→ Given records:
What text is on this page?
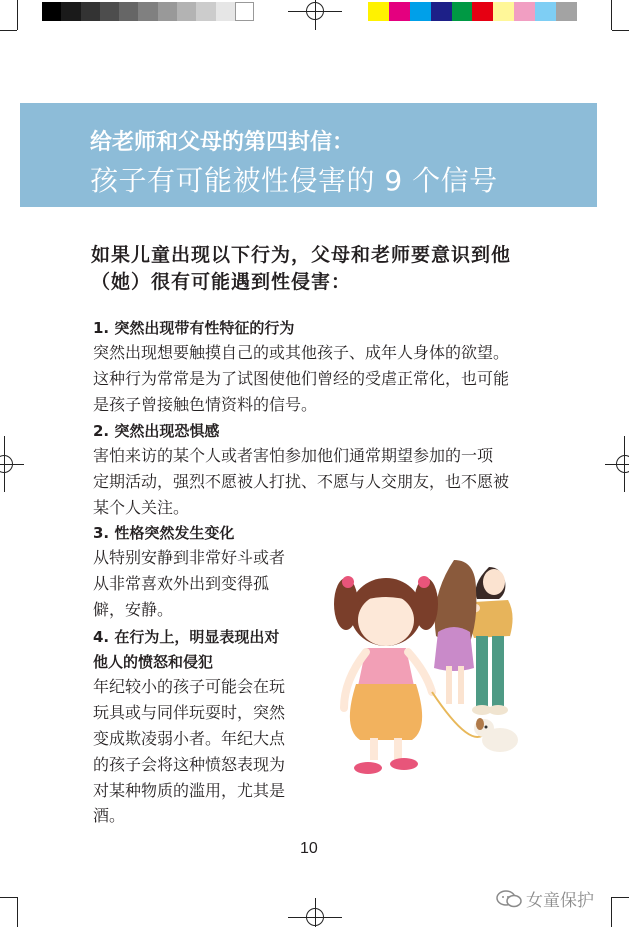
给老师和父母的第四封信：
孩子有可能被性侵害的 9 个信号
如果儿童出现以下行为，父母和老师要意识到他（她）很有可能遇到性侵害：
1. 突然出现带有性特征的行为
突然出现想要触摸自己的或其他孩子、成年人身体的欲望。
这种行为常常是为了试图使他们曾经的受虐正常化，也可能
是孩子曾接触色情资料的信号。
2. 突然出现恐惧感
害怕来访的某个人或者害怕参加他们通常期望参加的一项
定期活动，强烈不愿被人打扰、不愿与人交朋友，也不愿被
某个人关注。
3. 性格突然发生变化
从特别安静到非常好斗或者
从非常喜欢外出到变得孤
僻，安静。
4. 在行为上，明显表现出对
他人的愤怒和侵犯
年纪较小的孩子可能会在玩
玩具或与同伴玩耍时，突然
变成欺凌弱小者。年纪大点
的孩子会将这种愤怒表现为
对某种物质的滥用，尤其是
酒。
10
女童保护
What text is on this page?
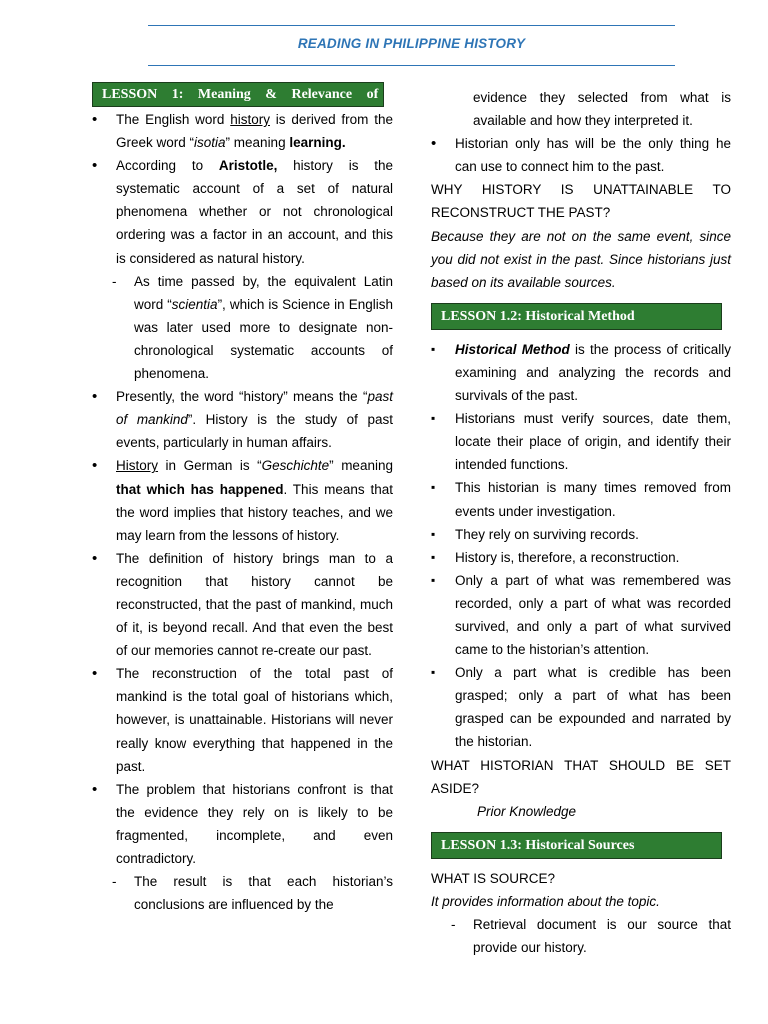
READING IN PHILIPPINE HISTORY
LESSON 1: Meaning & Relevance of
• The English word history is derived from the Greek word “isotia” meaning learning.
• According to Aristotle, history is the systematic account of a set of natural phenomena whether or not chronological ordering was a factor in an account, and this is considered as natural history.
- As time passed by, the equivalent Latin word “scientia”, which is Science in English was later used more to designate non-chronological systematic accounts of phenomena.
• Presently, the word “history” means the “past of mankind”. History is the study of past events, particularly in human affairs.
• History in German is “Geschichte” meaning that which has happened. This means that the word implies that history teaches, and we may learn from the lessons of history.
• The definition of history brings man to a recognition that history cannot be reconstructed, that the past of mankind, much of it, is beyond recall. And that even the best of our memories cannot re-create our past.
• The reconstruction of the total past of mankind is the total goal of historians which, however, is unattainable. Historians will never really know everything that happened in the past.
• The problem that historians confront is that the evidence they rely on is likely to be fragmented, incomplete, and even contradictory.
- The result is that each historian’s conclusions are influenced by the
evidence they selected from what is available and how they interpreted it.
• Historian only has will be the only thing he can use to connect him to the past.
WHY HISTORY IS UNATTAINABLE TO RECONSTRUCT THE PAST?
Because they are not on the same event, since you did not exist in the past. Since historians just based on its available sources.
LESSON 1.2: Historical Method
▪ Historical Method is the process of critically examining and analyzing the records and survivals of the past.
▪ Historians must verify sources, date them, locate their place of origin, and identify their intended functions.
▪ This historian is many times removed from events under investigation.
▪ They rely on surviving records.
▪ History is, therefore, a reconstruction.
▪ Only a part of what was remembered was recorded, only a part of what was recorded survived, and only a part of what survived came to the historian’s attention.
▪ Only a part what is credible has been grasped; only a part of what has been grasped can be expounded and narrated by the historian.
WHAT HISTORIAN THAT SHOULD BE SET ASIDE?
Prior Knowledge
LESSON 1.3: Historical Sources
WHAT IS SOURCE?
It provides information about the topic.
- Retrieval document is our source that provide our history.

→ Exercise objective: Reproduce the whole listing word for word, setting aside any pictures.

→ Task response:
What text is on this page?
给老师和父母的第四封信：
孩子有可能被性侵害的 9 个信号
如果儿童出现以下行为，父母和老师要意识到他（她）很有可能遇到性侵害：
1. 突然出现带有性特征的行为
突然出现想要触摸自己的或其他孩子、成年人身体的欲望。
这种行为常常是为了试图使他们曾经的受虐正常化，也可能
是孩子曾接触色情资料的信号。
2. 突然出现恐惧感
害怕来访的某个人或者害怕参加他们通常期望参加的一项
定期活动，强烈不愿被人打扰、不愿与人交朋友，也不愿被
某个人关注。
3. 性格突然发生变化
从特别安静到非常好斗或者
从非常喜欢外出到变得孤
僻，安静。
4. 在行为上，明显表现出对
他人的愤怒和侵犯
年纪较小的孩子可能会在玩
玩具或与同伴玩耍时，突然
变成欺凌弱小者。年纪大点
的孩子会将这种愤怒表现为
对某种物质的滥用，尤其是
酒。
10
女童保护
What text is on this page?
READING IN PHILIPPINE HISTORY
LESSON 1: Meaning & Relevance of
• The English word history is derived from the Greek word “isotia” meaning learning.
• According to Aristotle, history is the systematic account of a set of natural phenomena whether or not chronological ordering was a factor in an account, and this is considered as natural history.
- As time passed by, the equivalent Latin word “scientia”, which is Science in English was later used more to designate non-chronological systematic accounts of phenomena.
• Presently, the word “history” means the “past of mankind”. History is the study of past events, particularly in human affairs.
• History in German is “Geschichte” meaning that which has happened. This means that the word implies that history teaches, and we may learn from the lessons of history.
• The definition of history brings man to a recognition that history cannot be reconstructed, that the past of mankind, much of it, is beyond recall. And that even the best of our memories cannot re-create our past.
• The reconstruction of the total past of mankind is the total goal of historians which, however, is unattainable. Historians will never really know everything that happened in the past.
• The problem that historians confront is that the evidence they rely on is likely to be fragmented, incomplete, and even contradictory.
- The result is that each historian’s conclusions are influenced by the
evidence they selected from what is available and how they interpreted it.
• Historian only has will be the only thing he can use to connect him to the past.
WHY HISTORY IS UNATTAINABLE TO RECONSTRUCT THE PAST?
Because they are not on the same event, since you did not exist in the past. Since historians just based on its available sources.
LESSON 1.2: Historical Method
▪ Historical Method is the process of critically examining and analyzing the records and survivals of the past.
▪ Historians must verify sources, date them, locate their place of origin, and identify their intended functions.
▪ This historian is many times removed from events under investigation.
▪ They rely on surviving records.
▪ History is, therefore, a reconstruction.
▪ Only a part of what was remembered was recorded, only a part of what was recorded survived, and only a part of what survived came to the historian’s attention.
▪ Only a part what is credible has been grasped; only a part of what has been grasped can be expounded and narrated by the historian.
WHAT HISTORIAN THAT SHOULD BE SET ASIDE?
Prior Knowledge
LESSON 1.3: Historical Sources
WHAT IS SOURCE?
It provides information about the topic.
- Retrieval document is our source that provide our history.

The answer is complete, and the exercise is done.